What is asked — Work through the data line by line, gathering every line that has the word "said".

=== Exercise materials ===

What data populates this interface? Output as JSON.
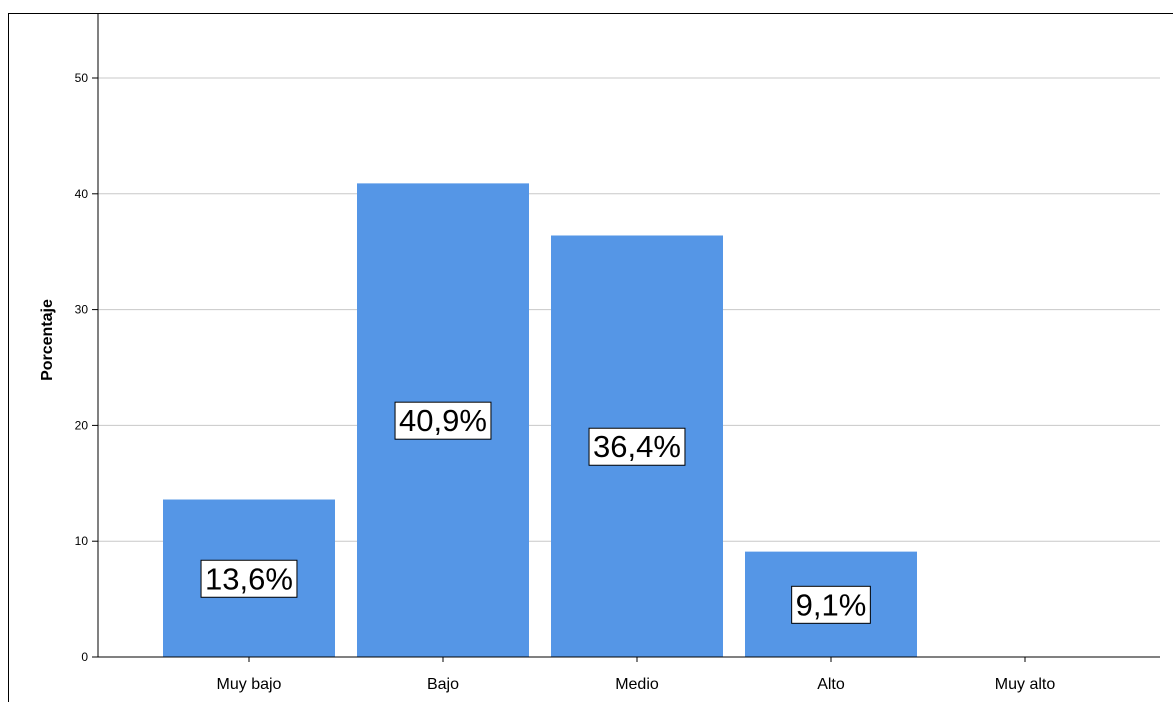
{
  "chart_data": {
    "type": "bar",
    "title": "",
    "xlabel": "",
    "ylabel": "Porcentaje",
    "categories": [
      "Muy bajo",
      "Bajo",
      "Medio",
      "Alto",
      "Muy alto"
    ],
    "values": [
      13.6,
      40.9,
      36.4,
      9.1,
      0
    ],
    "data_labels": [
      "13,6%",
      "40,9%",
      "36,4%",
      "9,1%",
      ""
    ],
    "yticks": [
      0,
      10,
      20,
      30,
      40,
      50
    ],
    "ylim": [
      0,
      55
    ],
    "grid": true,
    "colors": {
      "bar": "#5596e6",
      "grid": "#c8c8c8",
      "axis": "#000000",
      "label_bg": "#ffffff"
    }
  }
}
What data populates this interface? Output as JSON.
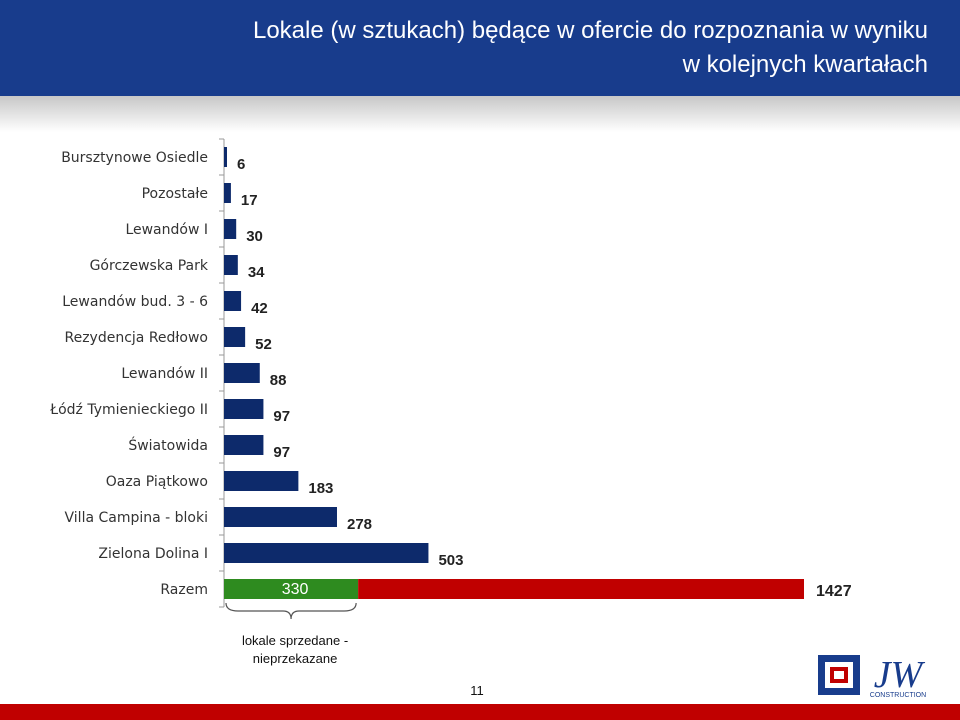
{
  "header": {
    "title_line1": "Lokale (w sztukach) będące w ofercie do rozpoznania w wyniku",
    "title_line2": "w kolejnych kwartałach"
  },
  "colors": {
    "header_bg": "#183c8c",
    "bar": "#0d2a6b",
    "sold": "#2e8b1f",
    "total": "#c00000"
  },
  "chart_data": {
    "type": "bar",
    "orientation": "horizontal",
    "title": "",
    "xlabel": "",
    "ylabel": "",
    "xlim": [
      0,
      1427
    ],
    "grid": false,
    "categories": [
      "Bursztynowe Osiedle",
      "Pozostałe",
      "Lewandów I",
      "Górczewska Park",
      "Lewandów bud. 3 - 6",
      "Rezydencja Redłowo",
      "Lewandów II",
      "Łódź Tymienieckiego II",
      "Światowida",
      "Oaza Piątkowo",
      "Villa Campina - bloki",
      "Zielona Dolina I"
    ],
    "values": [
      6,
      17,
      30,
      34,
      42,
      52,
      88,
      97,
      97,
      183,
      278,
      503
    ],
    "total": {
      "label": "Razem",
      "sold": 330,
      "value": 1427,
      "annotation_line1": "lokale sprzedane -",
      "annotation_line2": "nieprzekazane"
    }
  },
  "footer": {
    "page_number": "11",
    "logo_text": "JW",
    "logo_subtext": "CONSTRUCTION"
  }
}
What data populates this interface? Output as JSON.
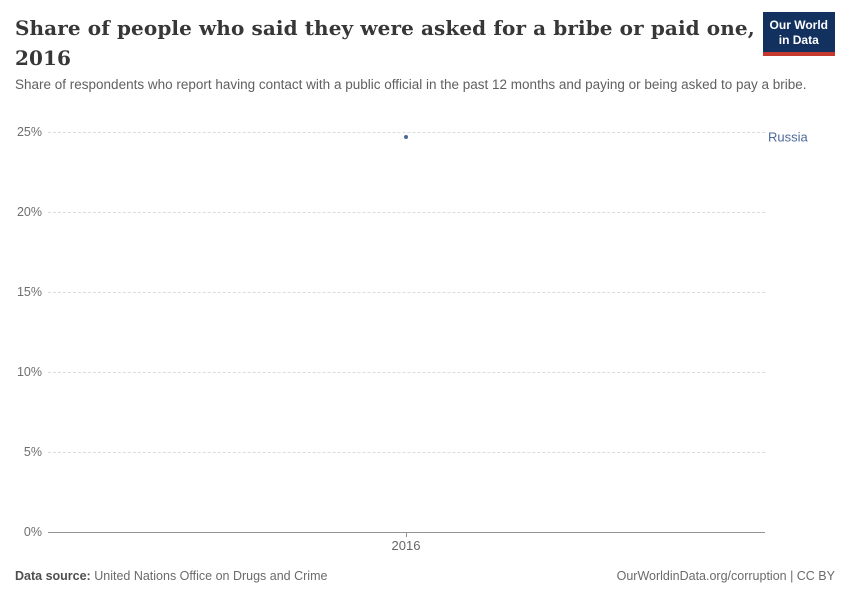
{
  "header": {
    "title_lines": [
      "Share of people who said they were asked for a bribe or paid one,",
      "2016"
    ],
    "subtitle": "Share of respondents who report having contact with a public official in the past 12 months and paying or being asked to pay a bribe.",
    "logo": {
      "line1": "Our World",
      "line2": "in Data",
      "bg_color": "#12315f",
      "accent_color": "#c7392f"
    }
  },
  "chart_data": {
    "type": "scatter",
    "title": "Share of people who said they were asked for a bribe or paid one, 2016",
    "subtitle": "Share of respondents who report having contact with a public official in the past 12 months and paying or being asked to pay a bribe.",
    "x": [
      2016
    ],
    "series": [
      {
        "name": "Russia",
        "values": [
          24.7
        ],
        "color": "#4c6a9c"
      }
    ],
    "xlabel": "",
    "ylabel": "",
    "ylim": [
      0,
      25
    ],
    "ytick_labels_top_to_bottom": [
      "25%",
      "20%",
      "15%",
      "10%",
      "5%",
      "0%"
    ],
    "xtick_labels": [
      "2016"
    ],
    "grid": "horizontal-dashed",
    "gridline_color": "#dcdcdc",
    "axis_line_color": "#949494",
    "tick_label_color": "#6e6e6e",
    "legend_position": "point-label-right"
  },
  "footer": {
    "source_label": "Data source:",
    "source_value": "United Nations Office on Drugs and Crime",
    "credit": "OurWorldinData.org/corruption | CC BY"
  }
}
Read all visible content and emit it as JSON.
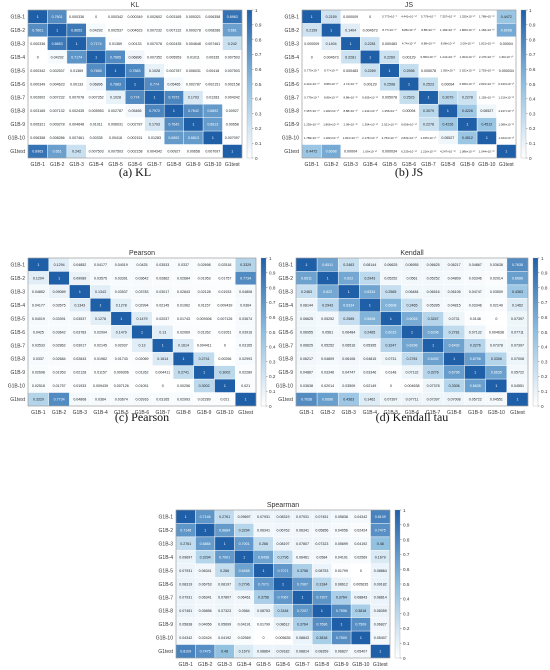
{
  "row_labels": [
    "G1B-1",
    "G1B-2",
    "G1B-3",
    "G1B-4",
    "G1B-5",
    "G1B-6",
    "G1B-7",
    "G1B-8",
    "G1B-9",
    "G1B-10",
    "G1test"
  ],
  "col_labels": [
    "G1B-1",
    "G1B-2",
    "G1B-3",
    "G1B-4",
    "G1B-5",
    "G1B-6",
    "G1B-7",
    "G1B-8",
    "G1B-9",
    "G1B-10",
    "G1test"
  ],
  "colorbar_ticks": [
    "0",
    "0.1",
    "0.2",
    "0.3",
    "0.4",
    "0.5",
    "0.6",
    "0.7",
    "0.8",
    "0.9",
    "1"
  ],
  "colors": {
    "low": "#ffffff",
    "mid": "#8fbfe0",
    "high": "#1f5fa8",
    "text_dark": "#222222",
    "text_light": "#ffffff"
  },
  "chart_data": [
    {
      "type": "heatmap",
      "title": "KL",
      "caption": "(a) KL",
      "values": [
        [
          "1",
          "0.7601",
          "0.000336",
          "0",
          "0.000342",
          "0.000349",
          "0.002602",
          "0.003165",
          "0.005321",
          "0.006358",
          "0.8963"
        ],
        [
          "0.7601",
          "1",
          "0.8653",
          "0.04292",
          "0.002537",
          "0.004623",
          "0.007232",
          "0.007132",
          "0.009278",
          "0.008286",
          "0.661"
        ],
        [
          "0.000336",
          "0.8653",
          "1",
          "0.7174",
          "0.01369",
          "0.00133",
          "0.007078",
          "0.002435",
          "0.004648",
          "0.007461",
          "0.242"
        ],
        [
          "0",
          "0.04292",
          "0.7174",
          "1",
          "0.7665",
          "0.06896",
          "0.007352",
          "0.005953",
          "0.01011",
          "0.00335",
          "0.007503"
        ],
        [
          "0.000342",
          "0.002537",
          "0.01369",
          "0.7665",
          "1",
          "0.7883",
          "0.1028",
          "0.002787",
          "0.006031",
          "0.00418",
          "0.007503"
        ],
        [
          "0.000349",
          "0.004623",
          "0.00133",
          "0.06896",
          "0.7883",
          "1",
          "0.774",
          "0.05465",
          "0.002787",
          "0.002151",
          "0.002158"
        ],
        [
          "0.002602",
          "0.007232",
          "0.007078",
          "0.007352",
          "0.1028",
          "0.774",
          "1",
          "0.7972",
          "0.1793",
          "0.01283",
          "0.004342"
        ],
        [
          "0.003165",
          "0.007132",
          "0.002435",
          "0.005953",
          "0.002787",
          "0.05465",
          "0.7972",
          "1",
          "0.7642",
          "0.6892",
          "0.00927"
        ],
        [
          "0.005321",
          "0.009278",
          "0.004648",
          "0.01011",
          "0.006031",
          "0.002787",
          "0.1793",
          "0.7642",
          "1",
          "0.6813",
          "0.00658"
        ],
        [
          "0.006358",
          "0.008286",
          "0.007461",
          "0.00335",
          "0.00418",
          "0.002151",
          "0.01283",
          "0.6892",
          "0.6813",
          "1",
          "0.007097"
        ],
        [
          "0.8963",
          "0.661",
          "0.242",
          "0.007503",
          "0.007503",
          "0.002158",
          "0.004342",
          "0.00927",
          "0.00658",
          "0.007097",
          "1"
        ]
      ]
    },
    {
      "type": "heatmap",
      "title": "JS",
      "caption": "(b) JS",
      "values": [
        [
          "1",
          "0.2159",
          "0.000009",
          "0",
          "5.773×10⁻⁶",
          "4.441×10⁻¹⁶",
          "5.779×10⁻⁶",
          "7.357×10⁻¹⁶",
          "1.255×10⁻¹⁶",
          "1.789×10⁻¹⁶",
          "0.4472"
        ],
        [
          "0.2159",
          "1",
          "0.1404",
          "0.004673",
          "8.77×10⁻¹⁶",
          "8.88×10⁻¹⁶",
          "8.88×10⁻¹⁶",
          "1.182×10⁻¹⁵",
          "1.866×10⁻¹⁶",
          "1.182×10⁻¹⁵",
          "0.6098"
        ],
        [
          "0.000009",
          "0.1404",
          "1",
          "0.2281",
          "0.000483",
          "4.74×10⁻¹⁶",
          "8.88×10⁻¹⁶",
          "8.88×10⁻¹⁶",
          "2.09×10⁻¹⁶",
          "1.821×10⁻¹⁵",
          "0.00004"
        ],
        [
          "0",
          "0.004673",
          "0.2281",
          "1",
          "0.2269",
          "0.00129",
          "9.659×10⁻¹⁶",
          "1.241×10⁻¹⁵",
          "1.304×10⁻¹⁵",
          "2.176×10⁻¹⁶",
          "1.69×10⁻¹⁵"
        ],
        [
          "5.773×10⁻⁶",
          "8.77×10⁻¹⁶",
          "0.000483",
          "0.2269",
          "1",
          "0.2598",
          "0.005078",
          "1.356×10⁻⁶",
          "2.021×10⁻¹⁶",
          "2.753×10⁻¹⁶",
          "0.000034"
        ],
        [
          "4.441×10⁻¹⁶",
          "8.88×10⁻¹⁶",
          "4.74×10⁻¹⁶",
          "0.00129",
          "0.2598",
          "1",
          "0.2523",
          "0.00094",
          "6.656×10⁻¹⁶",
          "2.831×10⁻¹⁶",
          "6.233×10⁻¹⁶"
        ],
        [
          "5.779×10⁻⁶",
          "8.88×10⁻¹⁶",
          "8.88×10⁻¹⁶",
          "9.659×10⁻¹⁶",
          "0.005078",
          "0.2523",
          "1",
          "0.3079",
          "0.2278",
          "1.155×10⁻¹⁵",
          "1.216×10⁻¹⁶"
        ],
        [
          "7.357×10⁻¹⁶",
          "1.182×10⁻¹⁵",
          "8.88×10⁻¹⁶",
          "1.241×10⁻¹⁵",
          "1.356×10⁻⁶",
          "0.00094",
          "0.3079",
          "1",
          "0.4226",
          "0.06527",
          "4.247×10⁻¹⁶"
        ],
        [
          "1.255×10⁻¹⁶",
          "1.866×10⁻¹⁶",
          "2.09×10⁻¹⁶",
          "1.304×10⁻¹⁵",
          "2.021×10⁻¹⁶",
          "6.656×10⁻¹⁶",
          "0.2278",
          "0.4226",
          "1",
          "0.4512",
          "1.086×10⁻¹⁶"
        ],
        [
          "1.789×10⁻¹⁶",
          "1.182×10⁻¹⁵",
          "1.821×10⁻¹⁵",
          "2.176×10⁻¹⁶",
          "2.753×10⁻¹⁶",
          "2.831×10⁻¹⁶",
          "1.155×10⁻¹⁵",
          "0.06527",
          "0.4512",
          "1",
          "1.044×10⁻¹⁶"
        ],
        [
          "0.4472",
          "0.6098",
          "0.00004",
          "1.69×10⁻¹⁵",
          "0.000034",
          "6.233×10⁻¹⁶",
          "1.216×10⁻¹⁶",
          "4.247×10⁻¹⁶",
          "1.086×10⁻¹⁶",
          "1.044×10⁻¹⁶",
          "1"
        ]
      ]
    },
    {
      "type": "heatmap",
      "title": "Pearson",
      "caption": "(c) Pearson",
      "values": [
        [
          "1",
          "0.1294",
          "0.04852",
          "0.04177",
          "0.04019",
          "0.0425",
          "0.03533",
          "0.0337",
          "0.02698",
          "0.02518",
          "0.3329"
        ],
        [
          "0.1294",
          "1",
          "0.09089",
          "0.03575",
          "0.03391",
          "0.03642",
          "0.02862",
          "0.02684",
          "0.01953",
          "0.01757",
          "0.7734"
        ],
        [
          "0.04852",
          "0.09089",
          "1",
          "0.1343",
          "0.03537",
          "0.03783",
          "0.03017",
          "0.02843",
          "0.02128",
          "0.01933",
          "0.04808"
        ],
        [
          "0.04177",
          "0.03575",
          "0.1343",
          "1",
          "0.1278",
          "0.02994",
          "0.02145",
          "0.01962",
          "0.01157",
          "0.009439",
          "0.0364"
        ],
        [
          "0.04019",
          "0.03391",
          "0.03537",
          "0.1278",
          "1",
          "0.1479",
          "0.02037",
          "0.01743",
          "0.009306",
          "0.007126",
          "0.03674"
        ],
        [
          "0.0425",
          "0.03642",
          "0.03783",
          "0.02994",
          "0.1479",
          "1",
          "0.13",
          "0.02069",
          "0.01262",
          "0.01051",
          "0.03916"
        ],
        [
          "0.03533",
          "0.02862",
          "0.03017",
          "0.02145",
          "0.02037",
          "0.13",
          "1",
          "0.1614",
          "0.004411",
          "0",
          "0.03165"
        ],
        [
          "0.0337",
          "0.02684",
          "0.02843",
          "0.01962",
          "0.01743",
          "0.02069",
          "0.1614",
          "1",
          "0.2741",
          "0.00256",
          "0.02993"
        ],
        [
          "0.02698",
          "0.01953",
          "0.02128",
          "0.01157",
          "0.009306",
          "0.01262",
          "0.004411",
          "0.2741",
          "1",
          "0.3002",
          "0.02289"
        ],
        [
          "0.02518",
          "0.01757",
          "0.01933",
          "0.009439",
          "0.007126",
          "0.01051",
          "0",
          "0.00256",
          "0.3002",
          "1",
          "0.021"
        ],
        [
          "0.3329",
          "0.7734",
          "0.04808",
          "0.0364",
          "0.03674",
          "0.03916",
          "0.03165",
          "0.02993",
          "0.02289",
          "0.021",
          "1"
        ]
      ]
    },
    {
      "type": "heatmap",
      "title": "Kendall",
      "caption": "(d) Kendall tau",
      "values": [
        [
          "1",
          "0.6511",
          "0.2463",
          "0.08144",
          "0.06625",
          "0.06955",
          "0.06625",
          "0.06217",
          "0.04867",
          "0.03638",
          "0.7638"
        ],
        [
          "0.6511",
          "1",
          "0.622",
          "0.2943",
          "0.05252",
          "0.0561",
          "0.05252",
          "0.04809",
          "0.03346",
          "0.02014",
          "0.6686"
        ],
        [
          "0.2463",
          "0.622",
          "1",
          "0.6334",
          "0.2565",
          "0.06484",
          "0.06516",
          "0.06106",
          "0.04747",
          "0.03509",
          "0.4363"
        ],
        [
          "0.08144",
          "0.2943",
          "0.6334",
          "1",
          "0.5608",
          "0.2465",
          "0.05395",
          "0.04815",
          "0.03346",
          "0.02149",
          "0.1462"
        ],
        [
          "0.06625",
          "0.05252",
          "0.2565",
          "0.5608",
          "1",
          "0.6015",
          "0.3247",
          "0.0731",
          "0.0148",
          "0",
          "0.07397"
        ],
        [
          "0.06955",
          "0.0561",
          "0.06484",
          "0.2465",
          "0.6015",
          "1",
          "0.6296",
          "0.2781",
          "0.07132",
          "0.004638",
          "0.07711"
        ],
        [
          "0.06625",
          "0.05252",
          "0.06516",
          "0.05395",
          "0.3247",
          "0.6296",
          "1",
          "0.6492",
          "0.3276",
          "0.07378",
          "0.07397"
        ],
        [
          "0.06217",
          "0.04809",
          "0.06106",
          "0.04815",
          "0.0731",
          "0.2781",
          "0.6492",
          "1",
          "0.6796",
          "0.3306",
          "0.07008"
        ],
        [
          "0.04867",
          "0.03346",
          "0.04747",
          "0.03346",
          "0.0148",
          "0.07132",
          "0.3276",
          "0.6796",
          "1",
          "0.6635",
          "0.05722"
        ],
        [
          "0.03638",
          "0.02014",
          "0.03509",
          "0.02149",
          "0",
          "0.004638",
          "0.07378",
          "0.3306",
          "0.6635",
          "1",
          "0.04551"
        ],
        [
          "0.7638",
          "0.6686",
          "0.4363",
          "0.1462",
          "0.07397",
          "0.07711",
          "0.07397",
          "0.07008",
          "0.05722",
          "0.04551",
          "1"
        ]
      ]
    },
    {
      "type": "heatmap",
      "title": "Spearman",
      "caption": "",
      "values": [
        [
          "1",
          "0.7146",
          "0.2761",
          "0.09697",
          "0.07931",
          "0.08319",
          "0.07931",
          "0.07451",
          "0.05838",
          "0.04342",
          "0.8109"
        ],
        [
          "0.7146",
          "1",
          "0.6884",
          "0.3294",
          "0.06341",
          "0.06763",
          "0.06341",
          "0.05856",
          "0.04056",
          "0.02424",
          "0.7475"
        ],
        [
          "0.2761",
          "0.6884",
          "1",
          "0.7001",
          "0.266",
          "0.08197",
          "0.07807",
          "0.07323",
          "0.05699",
          "0.04192",
          "0.48"
        ],
        [
          "0.09697",
          "0.3294",
          "0.7001",
          "1",
          "0.6458",
          "0.2796",
          "0.06461",
          "0.0584",
          "0.04191",
          "0.02569",
          "0.1679"
        ],
        [
          "0.07931",
          "0.06341",
          "0.266",
          "0.6458",
          "1",
          "0.7071",
          "0.3756",
          "0.08753",
          "0.01799",
          "0",
          "0.08864"
        ],
        [
          "0.08319",
          "0.06763",
          "0.08197",
          "0.2796",
          "0.7071",
          "1",
          "0.7067",
          "0.3184",
          "0.08612",
          "0.005635",
          "0.09182"
        ],
        [
          "0.07931",
          "0.06341",
          "0.07807",
          "0.06461",
          "0.3756",
          "0.7067",
          "1",
          "0.7207",
          "0.3764",
          "0.08843",
          "0.08814"
        ],
        [
          "0.07451",
          "0.05856",
          "0.07323",
          "0.0584",
          "0.08753",
          "0.3184",
          "0.7207",
          "1",
          "0.7596",
          "0.3818",
          "0.08359"
        ],
        [
          "0.05838",
          "0.04056",
          "0.05699",
          "0.04191",
          "0.01799",
          "0.08612",
          "0.3764",
          "0.7596",
          "1",
          "0.7509",
          "0.06827"
        ],
        [
          "0.04342",
          "0.02424",
          "0.04192",
          "0.02569",
          "0",
          "0.005635",
          "0.08843",
          "0.3818",
          "0.7509",
          "1",
          "0.05407"
        ],
        [
          "0.8109",
          "0.7475",
          "0.48",
          "0.1679",
          "0.08864",
          "0.09182",
          "0.08814",
          "0.08359",
          "0.06827",
          "0.05407",
          "1"
        ]
      ]
    }
  ]
}
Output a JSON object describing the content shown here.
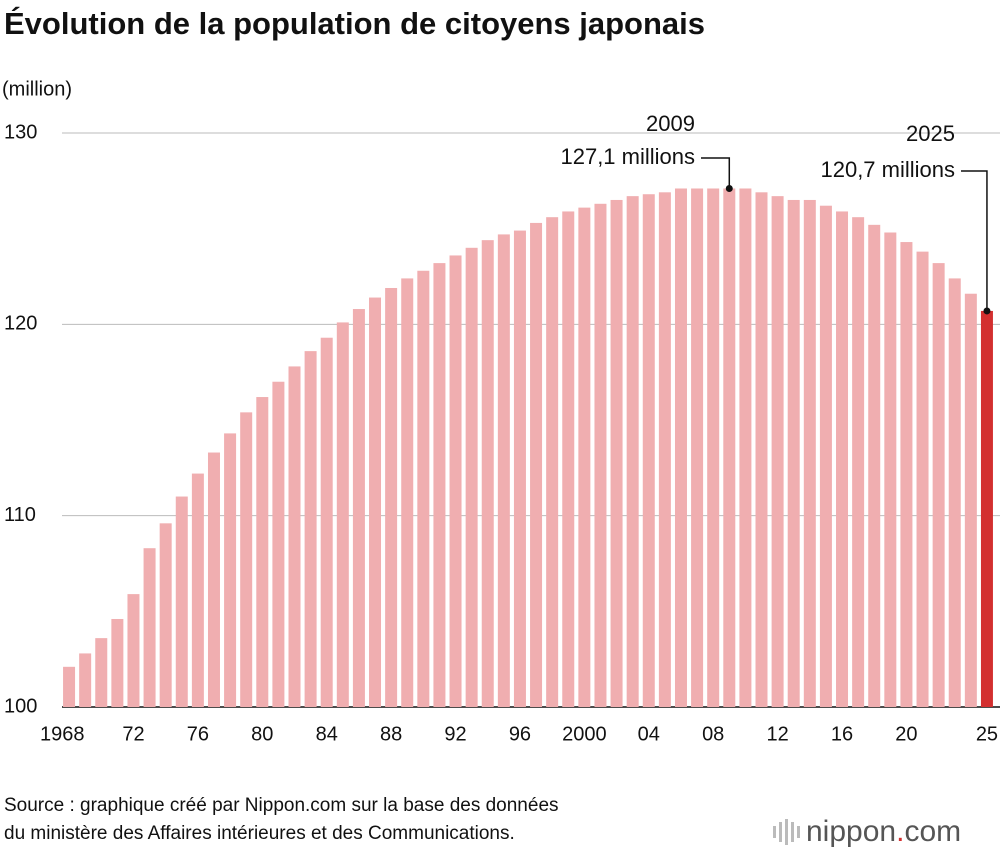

===

Solution for this problem —
      "Share of people who said they were asked for a bribe or paid one,",
    "title": "Share of people who said they were asked for a bribe or paid one, 2016",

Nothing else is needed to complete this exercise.